■ Goal
Read through the entries below and return each line with the word "Protocol".
─── Input rows
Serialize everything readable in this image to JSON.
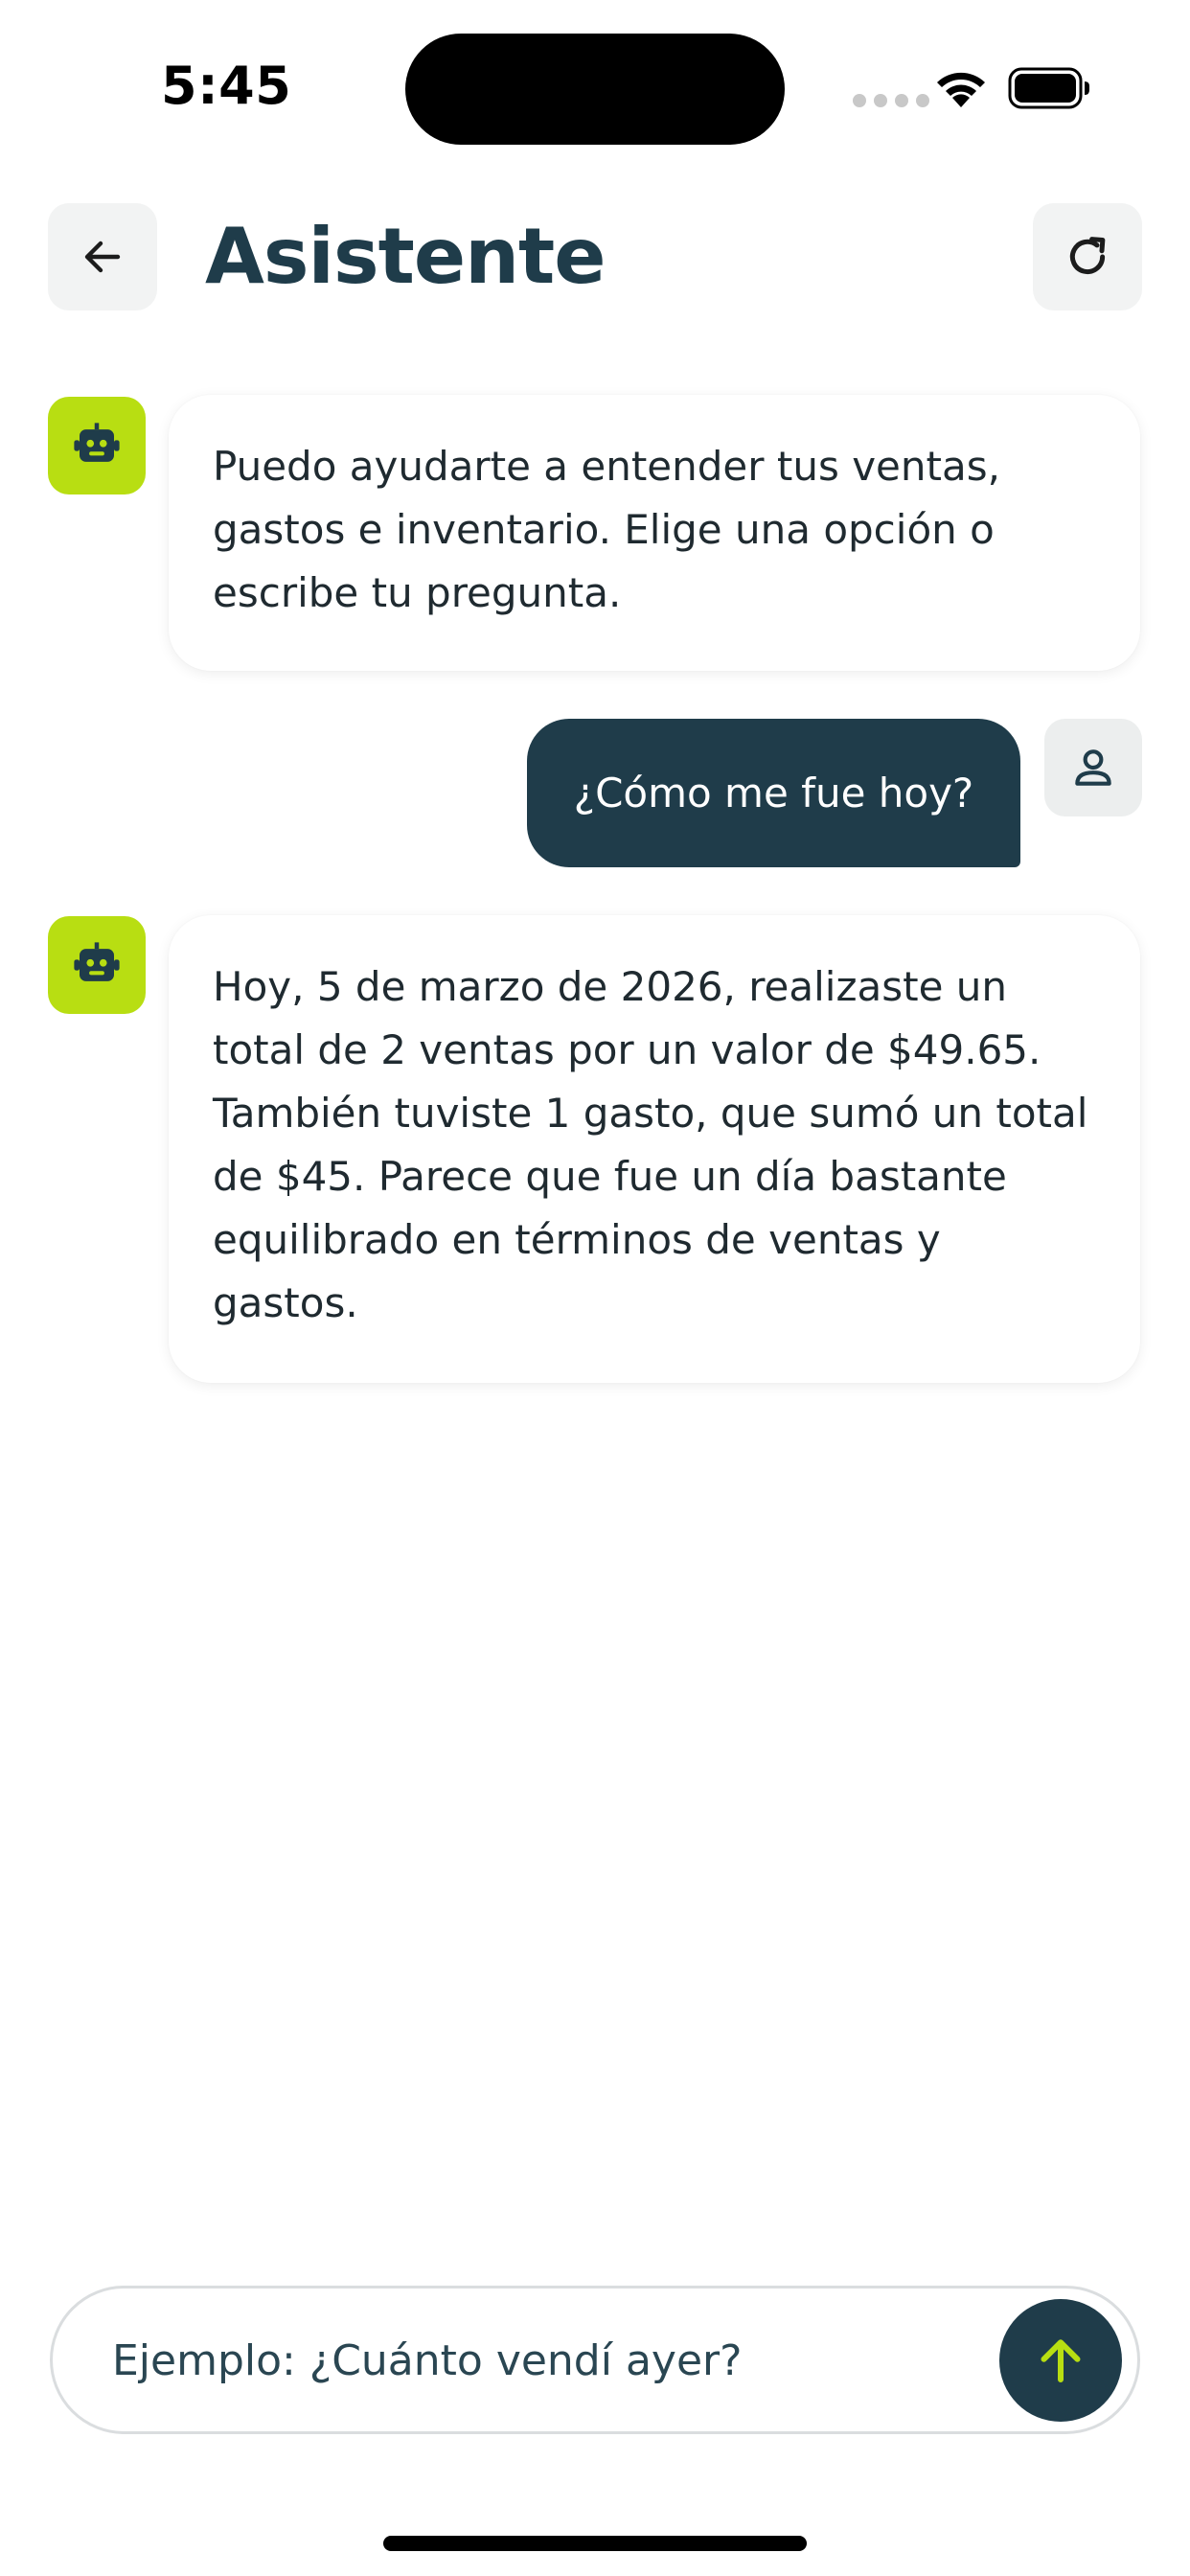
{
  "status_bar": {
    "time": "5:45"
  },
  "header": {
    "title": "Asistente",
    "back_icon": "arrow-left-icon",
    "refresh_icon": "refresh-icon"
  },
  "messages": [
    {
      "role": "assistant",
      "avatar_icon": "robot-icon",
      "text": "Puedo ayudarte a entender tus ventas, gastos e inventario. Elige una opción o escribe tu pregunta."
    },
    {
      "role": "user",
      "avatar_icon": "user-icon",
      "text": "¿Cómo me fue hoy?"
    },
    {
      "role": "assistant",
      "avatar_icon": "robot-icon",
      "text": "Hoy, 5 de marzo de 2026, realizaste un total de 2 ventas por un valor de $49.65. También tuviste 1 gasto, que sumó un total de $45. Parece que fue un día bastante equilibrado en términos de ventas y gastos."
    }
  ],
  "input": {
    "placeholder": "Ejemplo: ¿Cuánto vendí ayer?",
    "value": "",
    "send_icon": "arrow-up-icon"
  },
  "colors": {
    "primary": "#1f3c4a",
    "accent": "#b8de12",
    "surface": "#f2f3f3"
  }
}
──────
─── Input rows
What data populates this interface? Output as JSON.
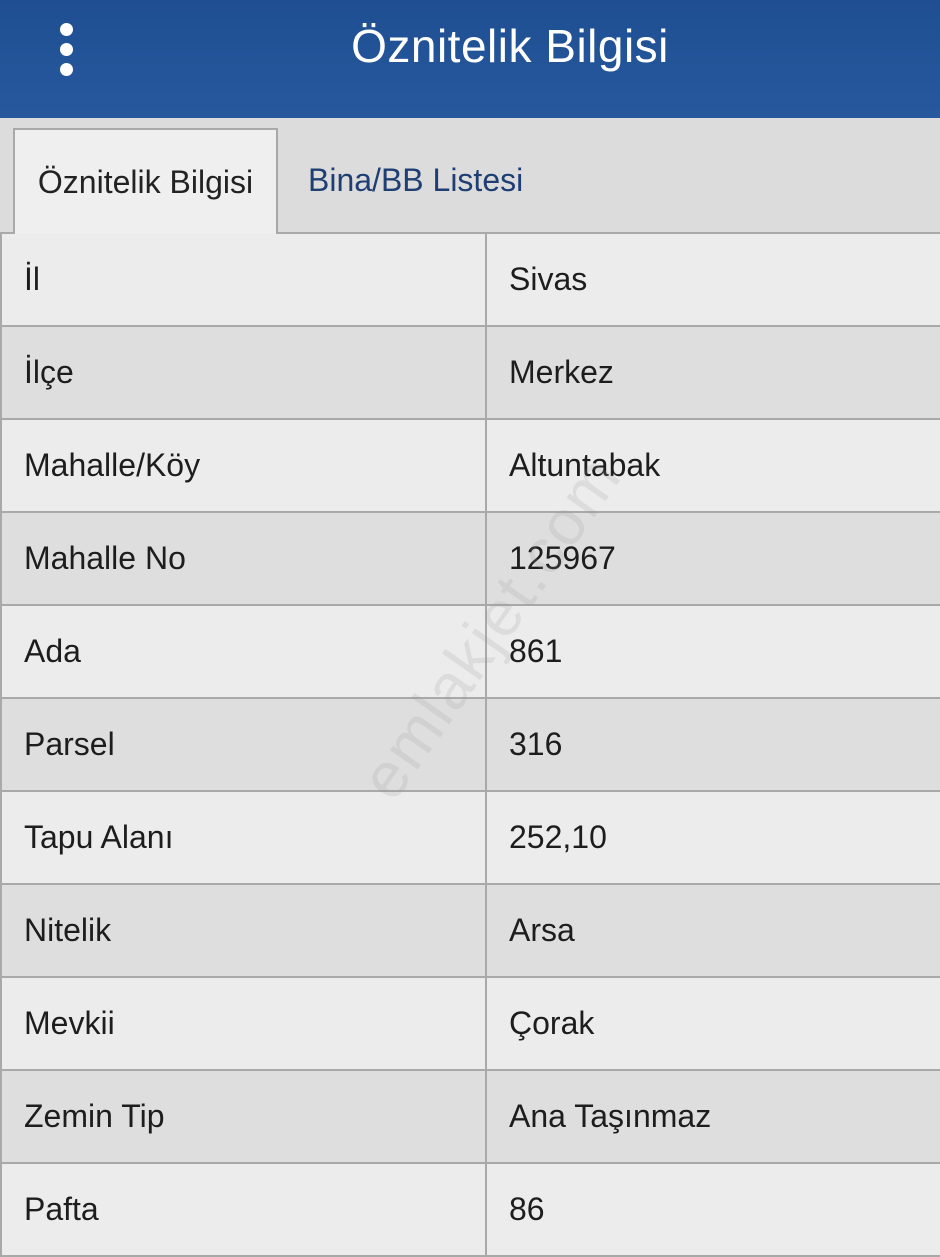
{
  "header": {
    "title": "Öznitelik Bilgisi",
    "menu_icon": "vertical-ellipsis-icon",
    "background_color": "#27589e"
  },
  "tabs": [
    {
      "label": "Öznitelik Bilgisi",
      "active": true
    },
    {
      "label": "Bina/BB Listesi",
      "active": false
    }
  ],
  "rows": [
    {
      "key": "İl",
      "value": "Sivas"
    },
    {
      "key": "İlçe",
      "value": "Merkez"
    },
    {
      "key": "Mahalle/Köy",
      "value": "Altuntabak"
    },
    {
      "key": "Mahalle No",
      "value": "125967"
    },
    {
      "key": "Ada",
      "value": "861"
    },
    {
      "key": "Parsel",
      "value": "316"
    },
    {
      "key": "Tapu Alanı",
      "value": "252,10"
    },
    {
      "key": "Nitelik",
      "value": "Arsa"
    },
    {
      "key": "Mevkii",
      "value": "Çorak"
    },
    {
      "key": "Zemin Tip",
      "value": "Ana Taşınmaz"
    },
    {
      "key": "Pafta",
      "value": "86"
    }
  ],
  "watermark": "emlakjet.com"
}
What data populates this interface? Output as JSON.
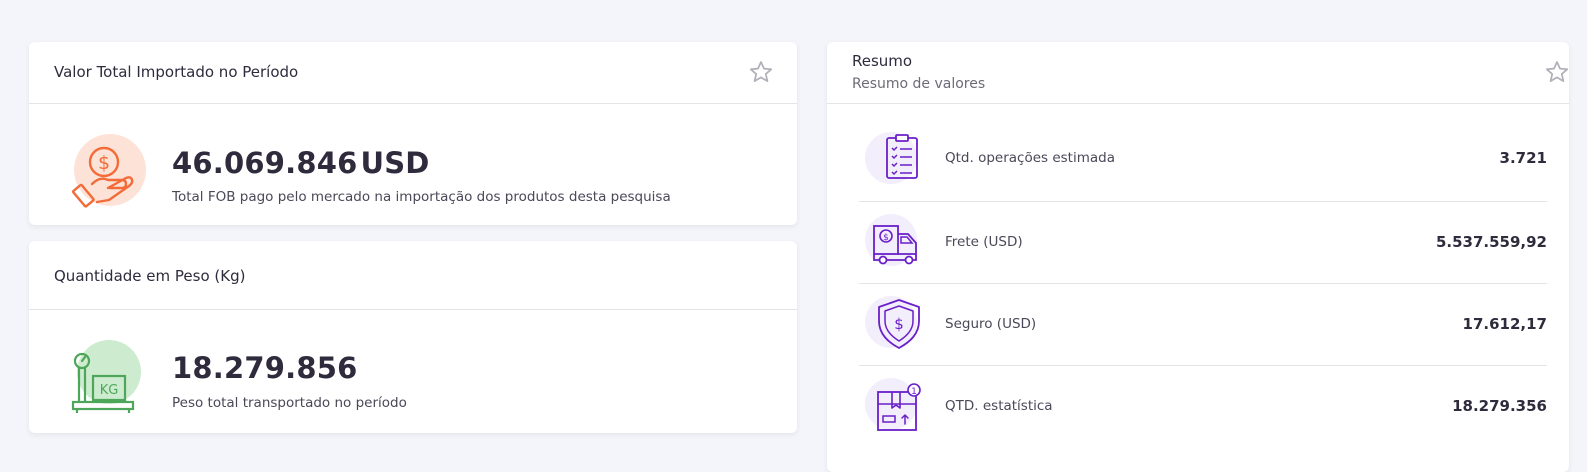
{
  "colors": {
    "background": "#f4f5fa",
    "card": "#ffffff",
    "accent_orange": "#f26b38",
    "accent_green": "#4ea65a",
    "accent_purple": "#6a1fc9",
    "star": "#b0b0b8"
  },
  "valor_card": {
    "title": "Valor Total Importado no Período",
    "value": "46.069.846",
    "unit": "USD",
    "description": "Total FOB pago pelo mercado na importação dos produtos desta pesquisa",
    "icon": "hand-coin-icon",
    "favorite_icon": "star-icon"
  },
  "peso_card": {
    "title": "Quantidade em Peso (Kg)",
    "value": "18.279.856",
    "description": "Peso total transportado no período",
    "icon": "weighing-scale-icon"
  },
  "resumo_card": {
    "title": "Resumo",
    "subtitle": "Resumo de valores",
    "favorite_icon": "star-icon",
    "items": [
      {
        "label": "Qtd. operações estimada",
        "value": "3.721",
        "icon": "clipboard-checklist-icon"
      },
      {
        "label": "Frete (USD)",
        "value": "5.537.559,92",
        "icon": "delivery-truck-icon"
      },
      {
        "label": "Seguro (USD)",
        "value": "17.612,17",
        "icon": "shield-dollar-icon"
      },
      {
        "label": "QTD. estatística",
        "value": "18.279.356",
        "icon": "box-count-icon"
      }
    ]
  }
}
──────
─── Input rows
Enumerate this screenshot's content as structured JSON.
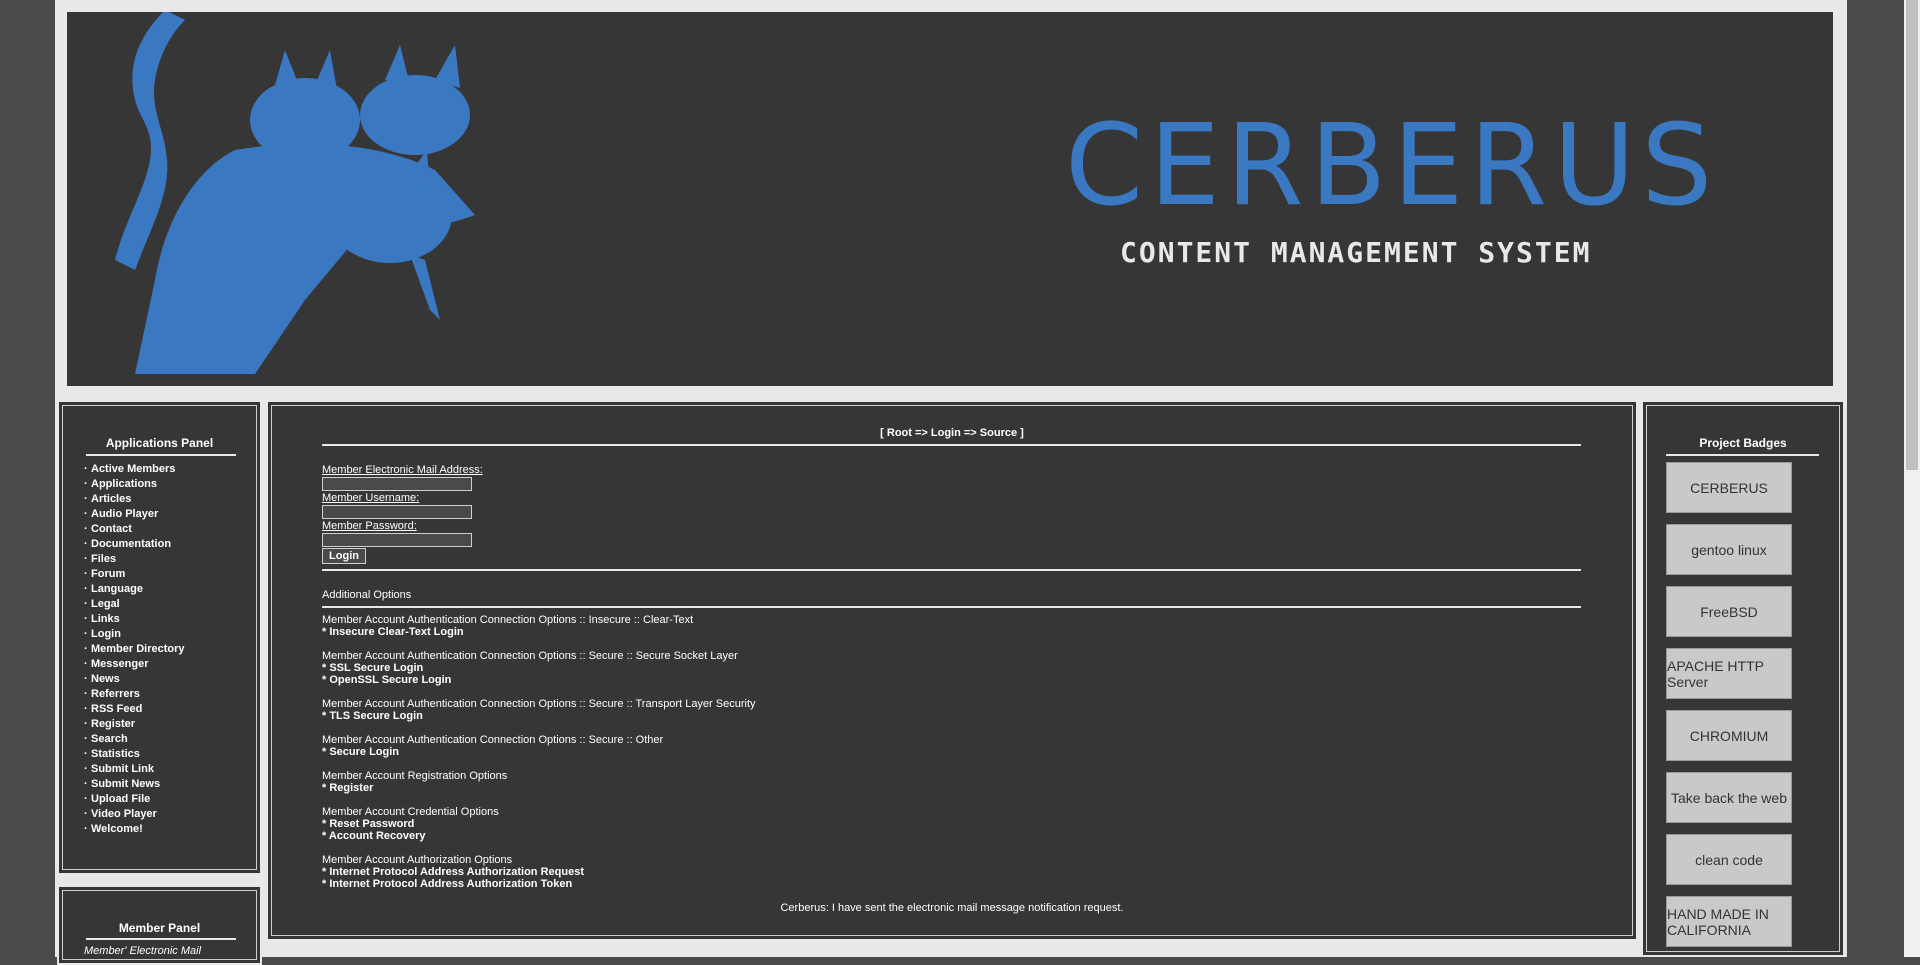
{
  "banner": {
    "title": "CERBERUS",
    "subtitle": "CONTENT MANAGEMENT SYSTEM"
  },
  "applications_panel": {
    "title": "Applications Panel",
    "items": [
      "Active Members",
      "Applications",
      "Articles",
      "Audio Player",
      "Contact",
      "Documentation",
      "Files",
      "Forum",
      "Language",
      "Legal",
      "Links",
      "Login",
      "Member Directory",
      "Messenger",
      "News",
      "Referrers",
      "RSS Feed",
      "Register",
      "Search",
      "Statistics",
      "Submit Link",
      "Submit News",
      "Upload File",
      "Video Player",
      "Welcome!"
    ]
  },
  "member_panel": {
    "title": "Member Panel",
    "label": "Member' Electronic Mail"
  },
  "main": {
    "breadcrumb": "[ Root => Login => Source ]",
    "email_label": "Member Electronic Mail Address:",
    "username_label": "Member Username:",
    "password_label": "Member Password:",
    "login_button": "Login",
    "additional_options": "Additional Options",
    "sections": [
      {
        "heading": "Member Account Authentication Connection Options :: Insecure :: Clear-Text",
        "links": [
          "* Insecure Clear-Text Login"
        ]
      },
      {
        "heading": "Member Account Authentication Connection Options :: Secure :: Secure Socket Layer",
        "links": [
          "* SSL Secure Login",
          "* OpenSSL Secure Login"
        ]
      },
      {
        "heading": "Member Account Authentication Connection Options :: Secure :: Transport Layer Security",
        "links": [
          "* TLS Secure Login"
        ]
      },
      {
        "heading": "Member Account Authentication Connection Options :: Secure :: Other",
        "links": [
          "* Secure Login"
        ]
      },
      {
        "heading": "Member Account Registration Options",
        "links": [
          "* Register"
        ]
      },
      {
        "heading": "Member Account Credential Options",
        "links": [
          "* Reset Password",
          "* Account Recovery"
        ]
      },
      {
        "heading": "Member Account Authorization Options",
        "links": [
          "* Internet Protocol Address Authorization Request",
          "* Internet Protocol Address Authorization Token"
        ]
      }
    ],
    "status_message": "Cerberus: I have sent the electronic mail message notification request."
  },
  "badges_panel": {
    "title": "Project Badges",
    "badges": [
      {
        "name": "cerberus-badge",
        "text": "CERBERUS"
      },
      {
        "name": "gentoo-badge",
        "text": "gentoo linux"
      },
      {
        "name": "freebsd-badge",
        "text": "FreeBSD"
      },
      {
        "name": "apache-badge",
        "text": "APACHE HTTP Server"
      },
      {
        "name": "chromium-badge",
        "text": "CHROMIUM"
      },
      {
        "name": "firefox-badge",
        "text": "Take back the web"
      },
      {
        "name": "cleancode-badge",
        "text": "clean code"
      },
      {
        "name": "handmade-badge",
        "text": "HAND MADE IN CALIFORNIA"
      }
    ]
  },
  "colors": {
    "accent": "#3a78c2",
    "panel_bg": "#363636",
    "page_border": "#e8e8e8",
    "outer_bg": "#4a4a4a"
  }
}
──────
■ Solution for this task
          "* Internet Protocol Address Authorization Request",
          "* Internet Protocol Address Authorization Token"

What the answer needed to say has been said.